*** DATA FOR THIS TASK Section Begins ***

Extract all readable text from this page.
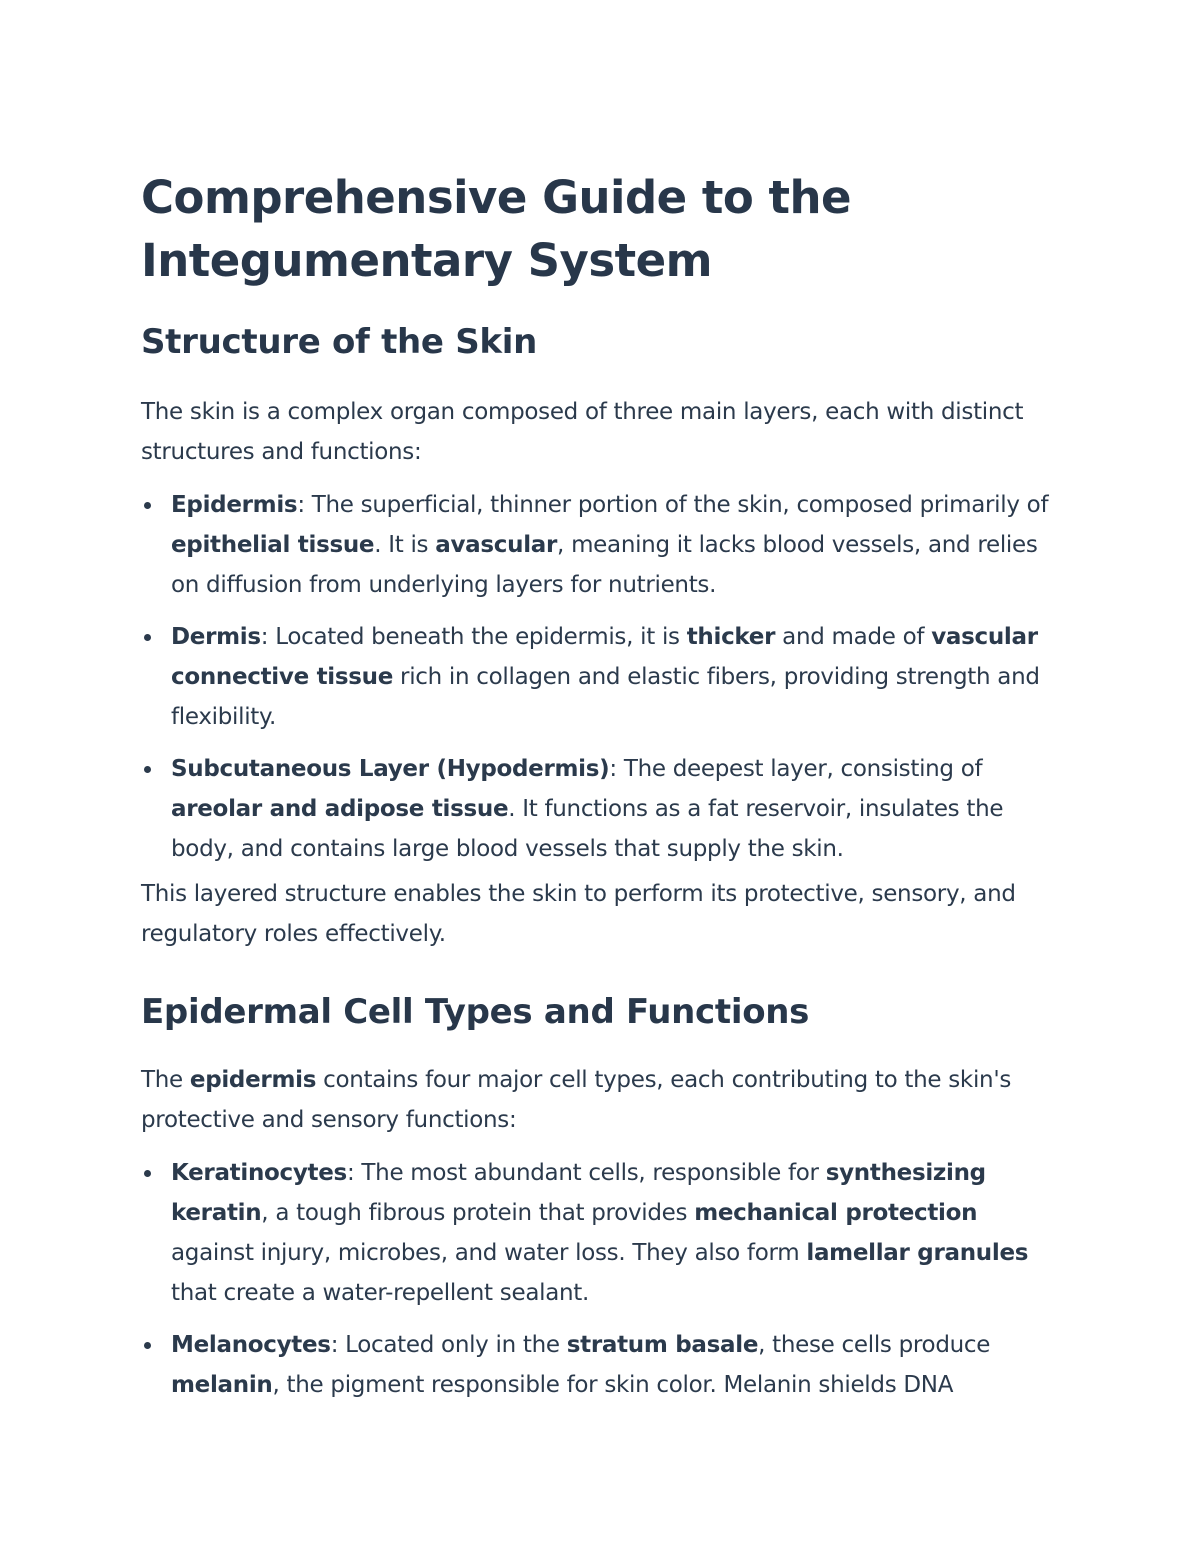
Comprehensive Guide to the Integumentary System
Structure of the Skin

The skin is a complex organ composed of three main layers, each with distinct structures and functions:

Epidermis: The superficial, thinner portion of the skin, composed primarily of epithelial tissue. It is avascular, meaning it lacks blood vessels, and relies on diffusion from underlying layers for nutrients.
Dermis: Located beneath the epidermis, it is thicker and made of vascular connective tissue rich in collagen and elastic fibers, providing strength and flexibility.
Subcutaneous Layer (Hypodermis): The deepest layer, consisting of areolar and adipose tissue. It functions as a fat reservoir, insulates the body, and contains large blood vessels that supply the skin.

This layered structure enables the skin to perform its protective, sensory, and regulatory roles effectively.

Epidermal Cell Types and Functions

The epidermis contains four major cell types, each contributing to the skin's protective and sensory functions:

Keratinocytes: The most abundant cells, responsible for synthesizing keratin, a tough fibrous protein that provides mechanical protection against injury, microbes, and water loss. They also form lamellar granules that create a water-repellent sealant.
Melanocytes: Located only in the stratum basale, these cells produce melanin, the pigment responsible for skin color. Melanin shields DNA
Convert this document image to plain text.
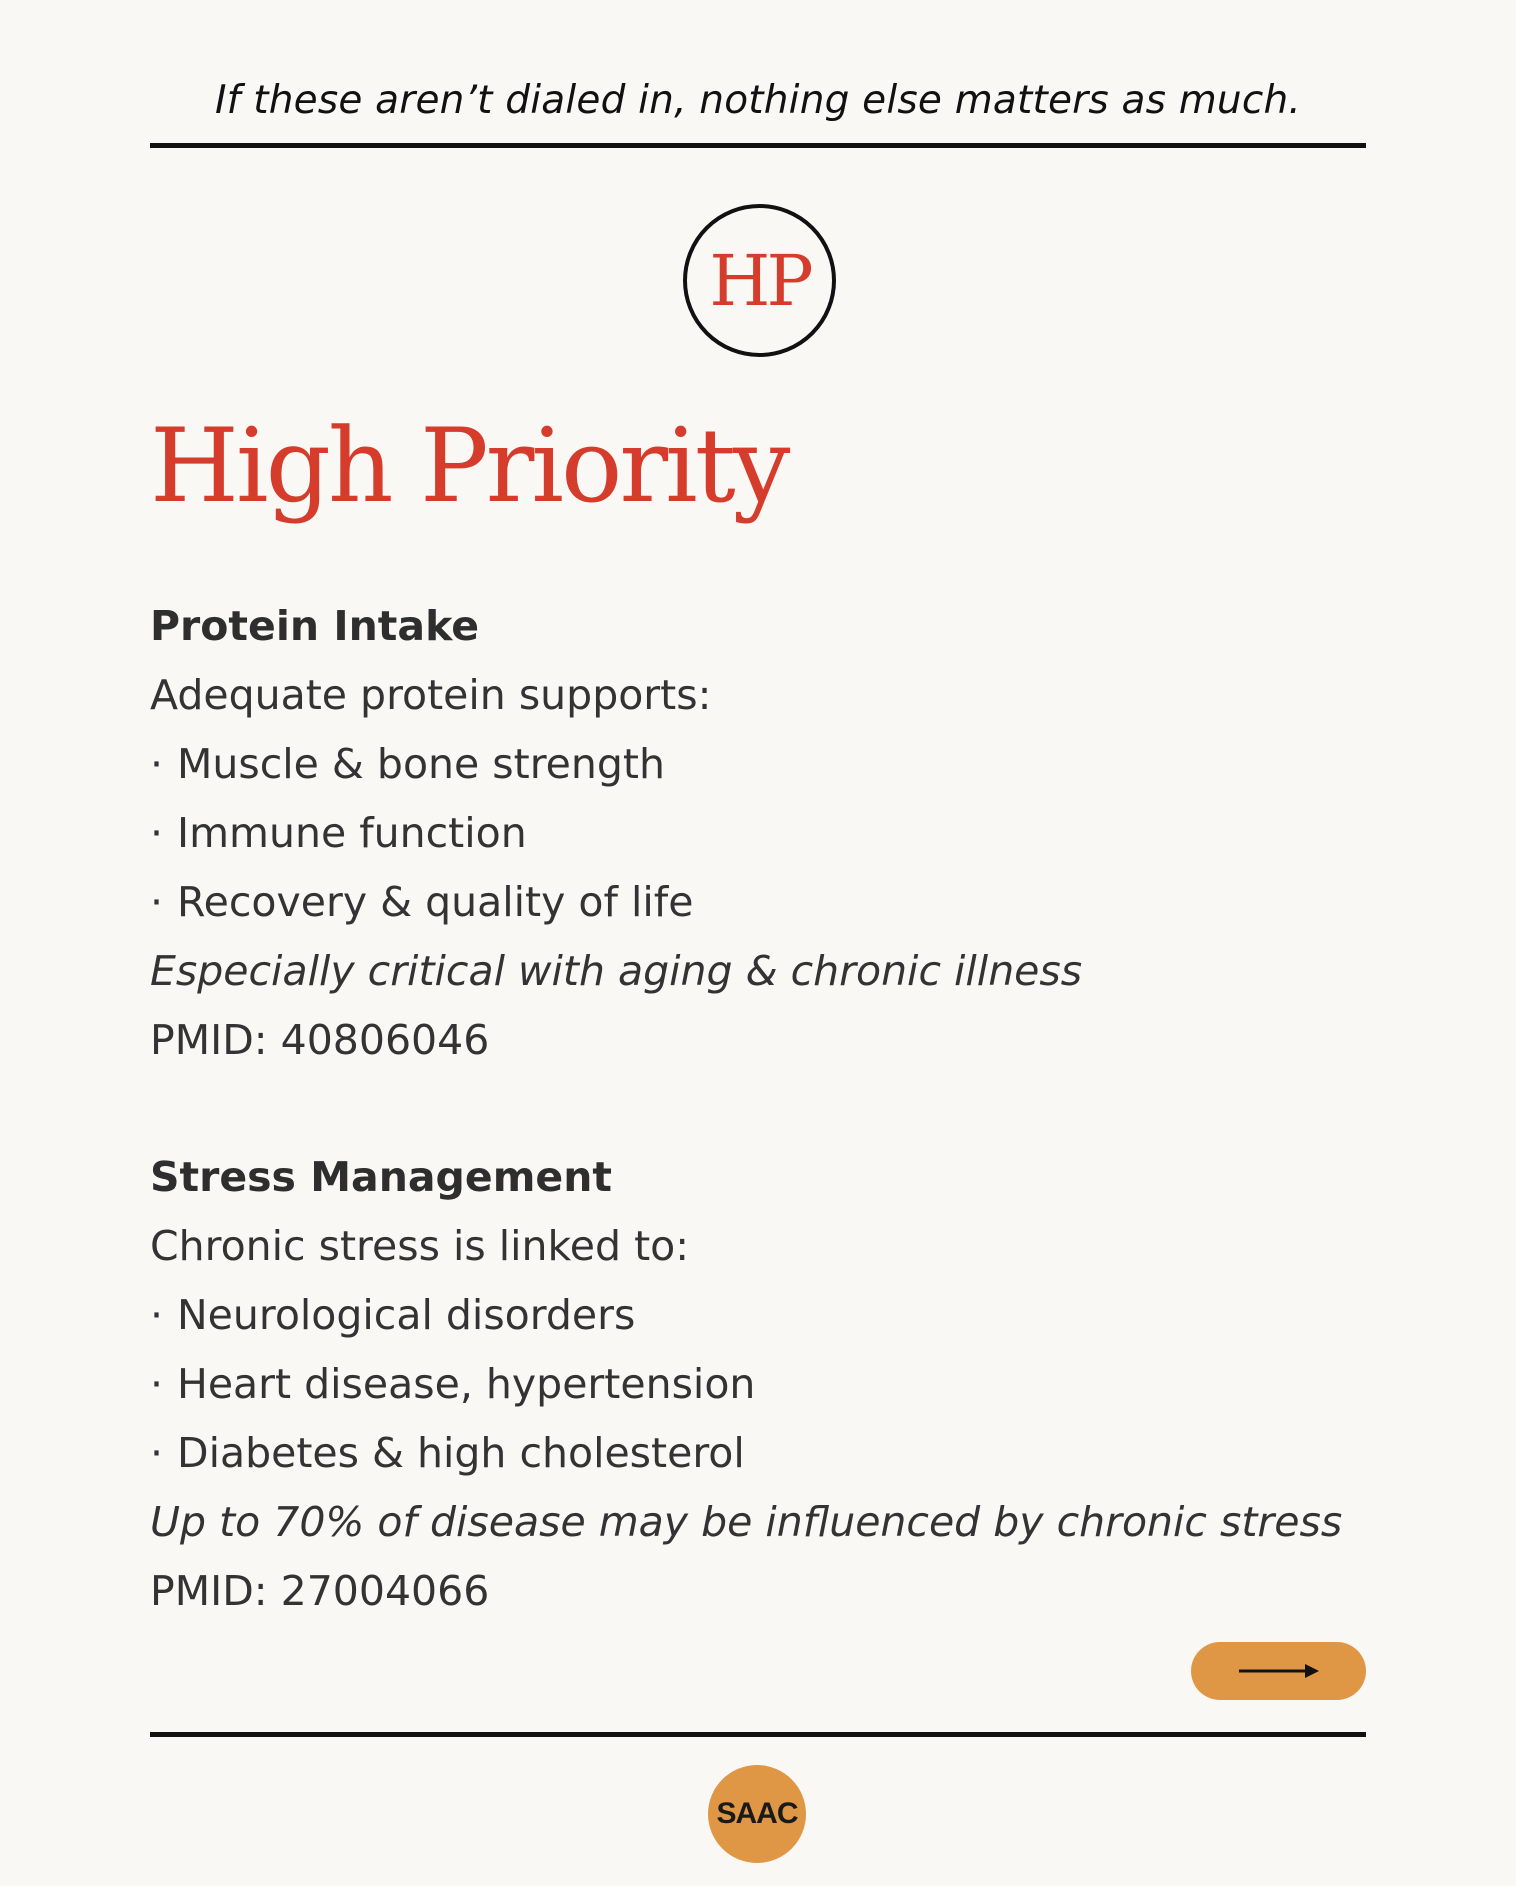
If these aren’t dialed in, nothing else matters as much.
HP
High Priority
Protein Intake
Adequate protein supports:
· Muscle & bone strength
· Immune function
· Recovery & quality of life
Especially critical with aging & chronic illness
PMID: 40806046
Stress Management
Chronic stress is linked to:
· Neurological disorders
· Heart disease, hypertension
· Diabetes & high cholesterol
Up to 70% of disease may be influenced by chronic stress
PMID: 27004066
SAAC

*** DATA FOR THIS TASK Section Ends ***

ACTIVITY: In the entries above, count each line containing the word "vessels" and reply with only the count.

RESULT OF THE TASK: 2